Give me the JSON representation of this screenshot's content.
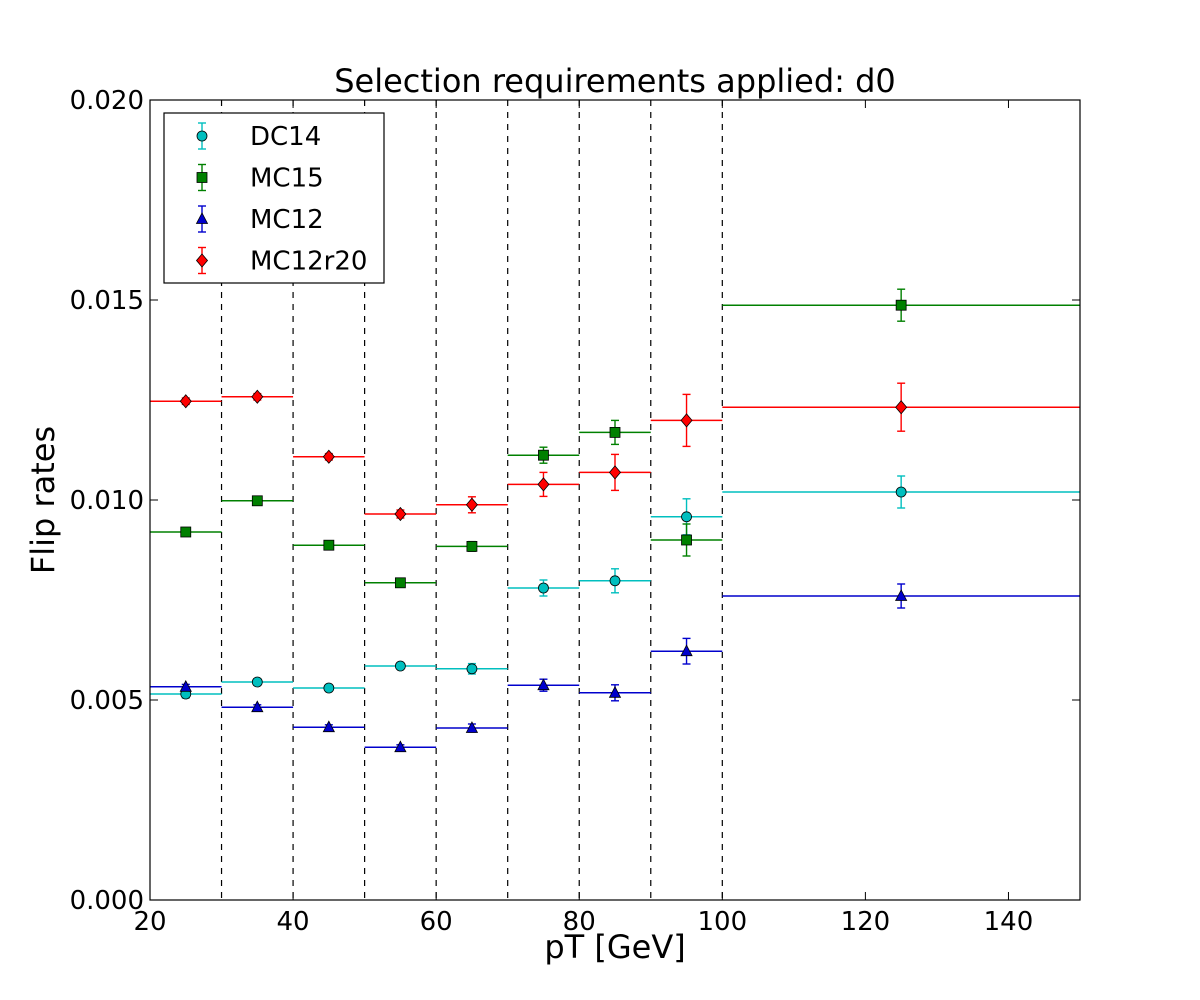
{
  "chart_data": {
    "type": "scatter",
    "title": "Selection requirements applied: d0",
    "xlabel": "pT [GeV]",
    "ylabel": "Flip rates",
    "xlim": [
      20,
      150
    ],
    "ylim": [
      0.0,
      0.02
    ],
    "xticks": [
      20,
      40,
      60,
      80,
      100,
      120,
      140
    ],
    "xtick_labels": [
      "20",
      "40",
      "60",
      "80",
      "100",
      "120",
      "140"
    ],
    "yticks": [
      0.0,
      0.005,
      0.01,
      0.015,
      0.02
    ],
    "ytick_labels": [
      "0.000",
      "0.005",
      "0.010",
      "0.015",
      "0.020"
    ],
    "bin_edges": [
      20,
      30,
      40,
      50,
      60,
      70,
      80,
      90,
      100,
      150
    ],
    "bin_centers": [
      25,
      35,
      45,
      55,
      65,
      75,
      85,
      95,
      125
    ],
    "vertical_dashed_lines_at": [
      30,
      40,
      50,
      60,
      70,
      80,
      90,
      100
    ],
    "grid": false,
    "legend_position": "top-left",
    "series": [
      {
        "name": "DC14",
        "marker": "circle",
        "color": "#00bfbf",
        "values": [
          0.00515,
          0.00545,
          0.0053,
          0.00585,
          0.00578,
          0.0078,
          0.00798,
          0.00958,
          0.0102
        ],
        "errors": [
          0.0001,
          8e-05,
          7e-05,
          7e-05,
          0.00013,
          0.0002,
          0.0003,
          0.00045,
          0.0004
        ]
      },
      {
        "name": "MC15",
        "marker": "square",
        "color": "#008000",
        "values": [
          0.0092,
          0.00998,
          0.00887,
          0.00793,
          0.00884,
          0.01112,
          0.01169,
          0.009,
          0.01487
        ],
        "errors": [
          8e-05,
          8e-05,
          7e-05,
          8e-05,
          0.00012,
          0.0002,
          0.0003,
          0.0004,
          0.0004
        ]
      },
      {
        "name": "MC12",
        "marker": "triangle",
        "color": "#0000cc",
        "values": [
          0.00533,
          0.00482,
          0.00432,
          0.00382,
          0.0043,
          0.00537,
          0.00518,
          0.00622,
          0.0076
        ],
        "errors": [
          6e-05,
          6e-05,
          6e-05,
          6e-05,
          0.0001,
          0.00015,
          0.0002,
          0.00032,
          0.0003
        ]
      },
      {
        "name": "MC12r20",
        "marker": "diamond",
        "color": "#ff0000",
        "values": [
          0.01247,
          0.01258,
          0.01108,
          0.00965,
          0.00988,
          0.01039,
          0.01069,
          0.01199,
          0.01232
        ],
        "errors": [
          8e-05,
          8e-05,
          8e-05,
          0.0001,
          0.0002,
          0.0003,
          0.00045,
          0.00065,
          0.0006
        ]
      }
    ]
  }
}
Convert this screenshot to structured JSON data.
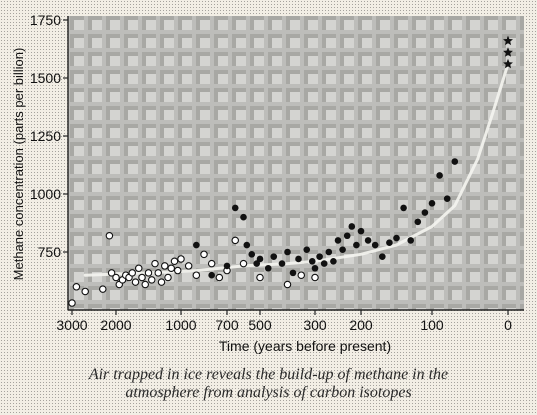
{
  "caption": {
    "line1": "Air trapped in ice reveals the build-up of methane in the",
    "line2": "atmosphere from analysis of carbon isotopes"
  },
  "chart_data": {
    "type": "scatter",
    "title": "",
    "xlabel": "Time (years before present)",
    "ylabel": "Methane concentration (parts per billion)",
    "x_scale": "log-like, reversed (years before present, 0 at right)",
    "x_tick_labels": [
      "3000",
      "2000",
      "1000",
      "700",
      "500",
      "300",
      "200",
      "100",
      "0"
    ],
    "x_tick_values": [
      3000,
      2000,
      1000,
      700,
      500,
      300,
      200,
      100,
      0
    ],
    "y_tick_labels": [
      "750",
      "1000",
      "1250",
      "1500",
      "1750"
    ],
    "y_tick_values": [
      750,
      1000,
      1250,
      1500,
      1750
    ],
    "ylim": [
      500,
      1750
    ],
    "grid": false,
    "legend": "none",
    "colors": {
      "filled": "#111111",
      "open": "#ffffff",
      "trend": "#f4f4f0",
      "plot_bg": "#c9c9c6"
    },
    "series": [
      {
        "marker": "open-circle",
        "points": [
          [
            3000,
            530
          ],
          [
            2900,
            600
          ],
          [
            2700,
            580
          ],
          [
            2300,
            590
          ],
          [
            2150,
            820
          ],
          [
            2100,
            660
          ],
          [
            2000,
            640
          ],
          [
            1950,
            610
          ],
          [
            1900,
            630
          ],
          [
            1850,
            650
          ],
          [
            1800,
            640
          ],
          [
            1750,
            660
          ],
          [
            1700,
            620
          ],
          [
            1650,
            680
          ],
          [
            1600,
            640
          ],
          [
            1550,
            610
          ],
          [
            1500,
            660
          ],
          [
            1450,
            630
          ],
          [
            1400,
            700
          ],
          [
            1350,
            660
          ],
          [
            1300,
            620
          ],
          [
            1250,
            690
          ],
          [
            1200,
            640
          ],
          [
            1150,
            680
          ],
          [
            1100,
            710
          ],
          [
            1050,
            670
          ],
          [
            1000,
            720
          ],
          [
            950,
            690
          ],
          [
            900,
            650
          ],
          [
            850,
            740
          ],
          [
            800,
            700
          ],
          [
            750,
            640
          ],
          [
            700,
            670
          ],
          [
            650,
            800
          ],
          [
            600,
            700
          ],
          [
            500,
            640
          ],
          [
            400,
            610
          ],
          [
            350,
            650
          ],
          [
            300,
            640
          ]
        ]
      },
      {
        "marker": "filled-circle",
        "points": [
          [
            900,
            780
          ],
          [
            800,
            650
          ],
          [
            700,
            690
          ],
          [
            650,
            940
          ],
          [
            600,
            900
          ],
          [
            580,
            780
          ],
          [
            550,
            740
          ],
          [
            520,
            700
          ],
          [
            500,
            720
          ],
          [
            470,
            680
          ],
          [
            450,
            730
          ],
          [
            420,
            700
          ],
          [
            400,
            750
          ],
          [
            380,
            660
          ],
          [
            360,
            720
          ],
          [
            330,
            760
          ],
          [
            310,
            710
          ],
          [
            300,
            680
          ],
          [
            290,
            730
          ],
          [
            280,
            700
          ],
          [
            270,
            750
          ],
          [
            260,
            710
          ],
          [
            250,
            800
          ],
          [
            240,
            760
          ],
          [
            230,
            820
          ],
          [
            220,
            860
          ],
          [
            210,
            780
          ],
          [
            200,
            840
          ],
          [
            190,
            800
          ],
          [
            180,
            780
          ],
          [
            170,
            730
          ],
          [
            160,
            790
          ],
          [
            150,
            810
          ],
          [
            140,
            940
          ],
          [
            130,
            800
          ],
          [
            120,
            880
          ],
          [
            110,
            920
          ],
          [
            100,
            960
          ],
          [
            90,
            1080
          ],
          [
            80,
            980
          ],
          [
            70,
            1140
          ]
        ]
      },
      {
        "marker": "star",
        "points": [
          [
            0,
            1660
          ],
          [
            0,
            1610
          ],
          [
            0,
            1560
          ]
        ]
      }
    ],
    "trend_line": [
      [
        2700,
        650
      ],
      [
        1500,
        660
      ],
      [
        900,
        670
      ],
      [
        600,
        690
      ],
      [
        400,
        700
      ],
      [
        300,
        710
      ],
      [
        200,
        740
      ],
      [
        150,
        780
      ],
      [
        100,
        860
      ],
      [
        70,
        950
      ],
      [
        40,
        1150
      ],
      [
        20,
        1350
      ],
      [
        0,
        1560
      ]
    ]
  }
}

> _REQUEST_: All records should be output exactly, with the pictures left out.

> _ANSWER_:
Give me the JSON representation of this screenshot's content.
{
  "chart_data": {
    "type": "scatter",
    "title": "Selection requirements applied: d0",
    "xlabel": "pT [GeV]",
    "ylabel": "Flip rates",
    "xlim": [
      20,
      150
    ],
    "ylim": [
      0.0,
      0.02
    ],
    "xticks": [
      20,
      40,
      60,
      80,
      100,
      120,
      140
    ],
    "xtick_labels": [
      "20",
      "40",
      "60",
      "80",
      "100",
      "120",
      "140"
    ],
    "yticks": [
      0.0,
      0.005,
      0.01,
      0.015,
      0.02
    ],
    "ytick_labels": [
      "0.000",
      "0.005",
      "0.010",
      "0.015",
      "0.020"
    ],
    "bin_edges": [
      20,
      30,
      40,
      50,
      60,
      70,
      80,
      90,
      100,
      150
    ],
    "bin_centers": [
      25,
      35,
      45,
      55,
      65,
      75,
      85,
      95,
      125
    ],
    "vertical_dashed_lines_at": [
      30,
      40,
      50,
      60,
      70,
      80,
      90,
      100
    ],
    "grid": false,
    "legend_position": "top-left",
    "series": [
      {
        "name": "DC14",
        "marker": "circle",
        "color": "#00bfbf",
        "values": [
          0.00515,
          0.00545,
          0.0053,
          0.00585,
          0.00578,
          0.0078,
          0.00798,
          0.00958,
          0.0102
        ],
        "errors": [
          0.0001,
          8e-05,
          7e-05,
          7e-05,
          0.00013,
          0.0002,
          0.0003,
          0.00045,
          0.0004
        ]
      },
      {
        "name": "MC15",
        "marker": "square",
        "color": "#008000",
        "values": [
          0.0092,
          0.00998,
          0.00887,
          0.00793,
          0.00884,
          0.01112,
          0.01169,
          0.009,
          0.01487
        ],
        "errors": [
          8e-05,
          8e-05,
          7e-05,
          8e-05,
          0.00012,
          0.0002,
          0.0003,
          0.0004,
          0.0004
        ]
      },
      {
        "name": "MC12",
        "marker": "triangle",
        "color": "#0000cc",
        "values": [
          0.00533,
          0.00482,
          0.00432,
          0.00382,
          0.0043,
          0.00537,
          0.00518,
          0.00622,
          0.0076
        ],
        "errors": [
          6e-05,
          6e-05,
          6e-05,
          6e-05,
          0.0001,
          0.00015,
          0.0002,
          0.00032,
          0.0003
        ]
      },
      {
        "name": "MC12r20",
        "marker": "diamond",
        "color": "#ff0000",
        "values": [
          0.01247,
          0.01258,
          0.01108,
          0.00965,
          0.00988,
          0.01039,
          0.01069,
          0.01199,
          0.01232
        ],
        "errors": [
          8e-05,
          8e-05,
          8e-05,
          0.0001,
          0.0002,
          0.0003,
          0.00045,
          0.00065,
          0.0006
        ]
      }
    ]
  }
}
Convert this screenshot to structured JSON data.
{
  "caption": {
    "line1": "Air trapped in ice reveals the build-up of methane in the",
    "line2": "atmosphere from analysis of carbon isotopes"
  },
  "chart_data": {
    "type": "scatter",
    "title": "",
    "xlabel": "Time (years before present)",
    "ylabel": "Methane concentration (parts per billion)",
    "x_scale": "log-like, reversed (years before present, 0 at right)",
    "x_tick_labels": [
      "3000",
      "2000",
      "1000",
      "700",
      "500",
      "300",
      "200",
      "100",
      "0"
    ],
    "x_tick_values": [
      3000,
      2000,
      1000,
      700,
      500,
      300,
      200,
      100,
      0
    ],
    "y_tick_labels": [
      "750",
      "1000",
      "1250",
      "1500",
      "1750"
    ],
    "y_tick_values": [
      750,
      1000,
      1250,
      1500,
      1750
    ],
    "ylim": [
      500,
      1750
    ],
    "grid": false,
    "legend": "none",
    "colors": {
      "filled": "#111111",
      "open": "#ffffff",
      "trend": "#f4f4f0",
      "plot_bg": "#c9c9c6"
    },
    "series": [
      {
        "marker": "open-circle",
        "points": [
          [
            3000,
            530
          ],
          [
            2900,
            600
          ],
          [
            2700,
            580
          ],
          [
            2300,
            590
          ],
          [
            2150,
            820
          ],
          [
            2100,
            660
          ],
          [
            2000,
            640
          ],
          [
            1950,
            610
          ],
          [
            1900,
            630
          ],
          [
            1850,
            650
          ],
          [
            1800,
            640
          ],
          [
            1750,
            660
          ],
          [
            1700,
            620
          ],
          [
            1650,
            680
          ],
          [
            1600,
            640
          ],
          [
            1550,
            610
          ],
          [
            1500,
            660
          ],
          [
            1450,
            630
          ],
          [
            1400,
            700
          ],
          [
            1350,
            660
          ],
          [
            1300,
            620
          ],
          [
            1250,
            690
          ],
          [
            1200,
            640
          ],
          [
            1150,
            680
          ],
          [
            1100,
            710
          ],
          [
            1050,
            670
          ],
          [
            1000,
            720
          ],
          [
            950,
            690
          ],
          [
            900,
            650
          ],
          [
            850,
            740
          ],
          [
            800,
            700
          ],
          [
            750,
            640
          ],
          [
            700,
            670
          ],
          [
            650,
            800
          ],
          [
            600,
            700
          ],
          [
            500,
            640
          ],
          [
            400,
            610
          ],
          [
            350,
            650
          ],
          [
            300,
            640
          ]
        ]
      },
      {
        "marker": "filled-circle",
        "points": [
          [
            900,
            780
          ],
          [
            800,
            650
          ],
          [
            700,
            690
          ],
          [
            650,
            940
          ],
          [
            600,
            900
          ],
          [
            580,
            780
          ],
          [
            550,
            740
          ],
          [
            520,
            700
          ],
          [
            500,
            720
          ],
          [
            470,
            680
          ],
          [
            450,
            730
          ],
          [
            420,
            700
          ],
          [
            400,
            750
          ],
          [
            380,
            660
          ],
          [
            360,
            720
          ],
          [
            330,
            760
          ],
          [
            310,
            710
          ],
          [
            300,
            680
          ],
          [
            290,
            730
          ],
          [
            280,
            700
          ],
          [
            270,
            750
          ],
          [
            260,
            710
          ],
          [
            250,
            800
          ],
          [
            240,
            760
          ],
          [
            230,
            820
          ],
          [
            220,
            860
          ],
          [
            210,
            780
          ],
          [
            200,
            840
          ],
          [
            190,
            800
          ],
          [
            180,
            780
          ],
          [
            170,
            730
          ],
          [
            160,
            790
          ],
          [
            150,
            810
          ],
          [
            140,
            940
          ],
          [
            130,
            800
          ],
          [
            120,
            880
          ],
          [
            110,
            920
          ],
          [
            100,
            960
          ],
          [
            90,
            1080
          ],
          [
            80,
            980
          ],
          [
            70,
            1140
          ]
        ]
      },
      {
        "marker": "star",
        "points": [
          [
            0,
            1660
          ],
          [
            0,
            1610
          ],
          [
            0,
            1560
          ]
        ]
      }
    ],
    "trend_line": [
      [
        2700,
        650
      ],
      [
        1500,
        660
      ],
      [
        900,
        670
      ],
      [
        600,
        690
      ],
      [
        400,
        700
      ],
      [
        300,
        710
      ],
      [
        200,
        740
      ],
      [
        150,
        780
      ],
      [
        100,
        860
      ],
      [
        70,
        950
      ],
      [
        40,
        1150
      ],
      [
        20,
        1350
      ],
      [
        0,
        1560
      ]
    ]
  }
}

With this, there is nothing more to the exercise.